EXTRAIT FOURNI -
Leader du parti Rewmi, l’ancien Premier ministre du Sénégal, Idrissa Seck, est décrit par nos confrères de Jeune Afrique (JA) comme un funambule. Le maire de Thiès fait ainsi la Une de l’hebdomadaire International JA de ce 08 juillet 2013.
Tel un artiste de cirque, Idrissa Seck le funambule, se déplace sur un fil tendu à une certaine hauteur du sol, afin d’éviter de chuter. D’après l’hebdomadaire de Béchir Ben Yahmed, l’ancien dauphin d’Abdoulaye Wade n’est « ni allié inconditionnel ni opposant déclaré de Macky Sall ». Sur ce, « il suscite la défiance de la coalition au pouvoir ».
Membre de la coalition Benno Bokk Yakaar, l’entourage de Macky Sall se méfie d’Idy, cet allié ambitieux qui s’était rêvé quatriéme président du Sénégal mais qui doit se contenter, pour l’heure, d’un rôle de conseiller du chef sans même en avoir la casquette.

ÉNONCÉ DU PROBLÈME - Poursuivez l'article ci-dessus sur Idrissa Seck à partir de sa dernière phrase.

(Données enregistrées)

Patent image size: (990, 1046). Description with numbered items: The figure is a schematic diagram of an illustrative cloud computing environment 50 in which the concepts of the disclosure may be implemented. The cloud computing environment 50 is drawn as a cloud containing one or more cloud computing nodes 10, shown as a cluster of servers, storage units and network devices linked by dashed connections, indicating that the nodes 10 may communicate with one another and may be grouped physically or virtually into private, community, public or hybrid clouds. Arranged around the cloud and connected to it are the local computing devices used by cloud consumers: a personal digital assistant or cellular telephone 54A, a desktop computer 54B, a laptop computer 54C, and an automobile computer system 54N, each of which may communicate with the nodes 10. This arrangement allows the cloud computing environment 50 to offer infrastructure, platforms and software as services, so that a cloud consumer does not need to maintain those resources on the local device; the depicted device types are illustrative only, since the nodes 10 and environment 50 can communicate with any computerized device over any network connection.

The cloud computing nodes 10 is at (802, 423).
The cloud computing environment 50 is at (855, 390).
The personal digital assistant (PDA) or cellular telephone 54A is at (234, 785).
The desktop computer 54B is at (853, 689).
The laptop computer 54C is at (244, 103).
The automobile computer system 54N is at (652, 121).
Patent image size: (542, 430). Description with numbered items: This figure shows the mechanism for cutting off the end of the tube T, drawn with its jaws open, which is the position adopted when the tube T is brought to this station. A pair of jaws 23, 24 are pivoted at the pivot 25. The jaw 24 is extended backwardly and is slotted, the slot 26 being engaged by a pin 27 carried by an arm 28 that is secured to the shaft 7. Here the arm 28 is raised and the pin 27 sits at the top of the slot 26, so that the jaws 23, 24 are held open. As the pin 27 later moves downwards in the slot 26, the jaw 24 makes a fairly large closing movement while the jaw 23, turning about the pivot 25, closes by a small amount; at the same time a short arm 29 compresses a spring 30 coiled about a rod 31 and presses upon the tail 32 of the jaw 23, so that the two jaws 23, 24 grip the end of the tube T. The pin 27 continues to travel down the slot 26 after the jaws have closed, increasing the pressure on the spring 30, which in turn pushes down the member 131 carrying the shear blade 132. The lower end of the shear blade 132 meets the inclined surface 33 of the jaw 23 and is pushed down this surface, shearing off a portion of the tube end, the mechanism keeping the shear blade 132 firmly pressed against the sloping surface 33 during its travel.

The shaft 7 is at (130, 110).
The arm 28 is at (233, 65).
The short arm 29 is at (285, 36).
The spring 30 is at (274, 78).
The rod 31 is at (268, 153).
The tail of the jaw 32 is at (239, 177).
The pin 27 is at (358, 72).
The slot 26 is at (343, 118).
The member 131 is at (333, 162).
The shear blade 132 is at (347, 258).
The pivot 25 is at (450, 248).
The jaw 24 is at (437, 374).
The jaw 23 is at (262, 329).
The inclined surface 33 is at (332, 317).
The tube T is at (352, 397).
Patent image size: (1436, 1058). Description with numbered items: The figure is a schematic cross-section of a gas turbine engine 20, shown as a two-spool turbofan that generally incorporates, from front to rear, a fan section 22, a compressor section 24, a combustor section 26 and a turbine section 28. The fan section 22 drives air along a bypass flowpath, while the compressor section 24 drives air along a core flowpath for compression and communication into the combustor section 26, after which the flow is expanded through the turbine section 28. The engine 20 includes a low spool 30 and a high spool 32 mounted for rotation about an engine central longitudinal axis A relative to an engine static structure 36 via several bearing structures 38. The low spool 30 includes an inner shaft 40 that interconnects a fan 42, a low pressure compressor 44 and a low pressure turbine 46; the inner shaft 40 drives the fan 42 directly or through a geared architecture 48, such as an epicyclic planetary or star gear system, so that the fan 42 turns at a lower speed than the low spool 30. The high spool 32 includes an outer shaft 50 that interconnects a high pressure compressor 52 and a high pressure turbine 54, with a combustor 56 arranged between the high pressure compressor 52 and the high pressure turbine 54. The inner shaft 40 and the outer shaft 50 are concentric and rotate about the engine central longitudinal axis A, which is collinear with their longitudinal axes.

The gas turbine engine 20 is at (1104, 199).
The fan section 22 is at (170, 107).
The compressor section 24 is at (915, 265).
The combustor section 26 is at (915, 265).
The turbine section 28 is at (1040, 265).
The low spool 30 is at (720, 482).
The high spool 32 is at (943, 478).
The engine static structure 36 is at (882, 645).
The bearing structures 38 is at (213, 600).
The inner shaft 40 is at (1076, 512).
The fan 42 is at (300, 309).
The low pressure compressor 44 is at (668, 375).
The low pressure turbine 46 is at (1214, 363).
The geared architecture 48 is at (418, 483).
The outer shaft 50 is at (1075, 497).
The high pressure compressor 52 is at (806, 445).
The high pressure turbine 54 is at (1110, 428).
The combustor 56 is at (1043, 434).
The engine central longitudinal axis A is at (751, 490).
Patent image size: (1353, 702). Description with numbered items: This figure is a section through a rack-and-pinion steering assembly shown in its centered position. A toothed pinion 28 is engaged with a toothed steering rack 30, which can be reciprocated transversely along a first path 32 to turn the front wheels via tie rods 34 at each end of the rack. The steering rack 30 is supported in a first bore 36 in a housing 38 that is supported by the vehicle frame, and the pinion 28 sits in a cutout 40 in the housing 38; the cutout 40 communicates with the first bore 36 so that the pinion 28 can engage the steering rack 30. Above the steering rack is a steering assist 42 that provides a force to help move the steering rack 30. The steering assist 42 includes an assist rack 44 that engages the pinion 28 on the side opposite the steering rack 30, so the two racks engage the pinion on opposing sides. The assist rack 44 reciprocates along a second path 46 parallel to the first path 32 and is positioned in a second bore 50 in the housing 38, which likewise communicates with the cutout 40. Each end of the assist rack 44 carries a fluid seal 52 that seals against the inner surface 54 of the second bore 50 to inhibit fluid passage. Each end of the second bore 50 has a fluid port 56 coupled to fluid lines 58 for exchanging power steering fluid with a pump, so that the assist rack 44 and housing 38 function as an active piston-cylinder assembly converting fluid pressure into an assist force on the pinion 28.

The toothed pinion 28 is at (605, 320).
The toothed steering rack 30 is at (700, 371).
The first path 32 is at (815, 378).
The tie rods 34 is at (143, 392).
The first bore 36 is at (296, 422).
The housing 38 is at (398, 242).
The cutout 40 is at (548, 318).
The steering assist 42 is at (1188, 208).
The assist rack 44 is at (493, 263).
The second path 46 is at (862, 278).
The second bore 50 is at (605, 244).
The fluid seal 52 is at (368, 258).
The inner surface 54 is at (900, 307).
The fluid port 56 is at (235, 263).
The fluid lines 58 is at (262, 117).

RÉPONSE RÉDIGÉE -
« L’attitude d’Idrissa Seck est une pure tactique politicienne. Il est plus soucieux de son avenir personnel que de son projet politique », fait savoir le ministre de la Bonne gouvernance et porte-parole du gouvernement, Abdou Latif Coulibaly dans les colonnes de Jeune Afrique. « Son positionnement est celui d’un opposant. Quand on participe à une coalition, on ne conseille pas le président à la télévision ou à la radio », souligne le député Abdou Mbow. Idrissa Seck serait même surnommé dans l’entourage de Macky Sall le « cha’aytan (Satan) » du landerneau politique sénégalais. Les élections locales et présidentielles à venir semble être un test de haut niveau pour cet allié du président Macky Sall. « Si l’alliance entre Idy et Sall doit se rompre, chaque camp entend manifestement en laisser la responsabilité à celui d’en face », analyse nos confrères de JA.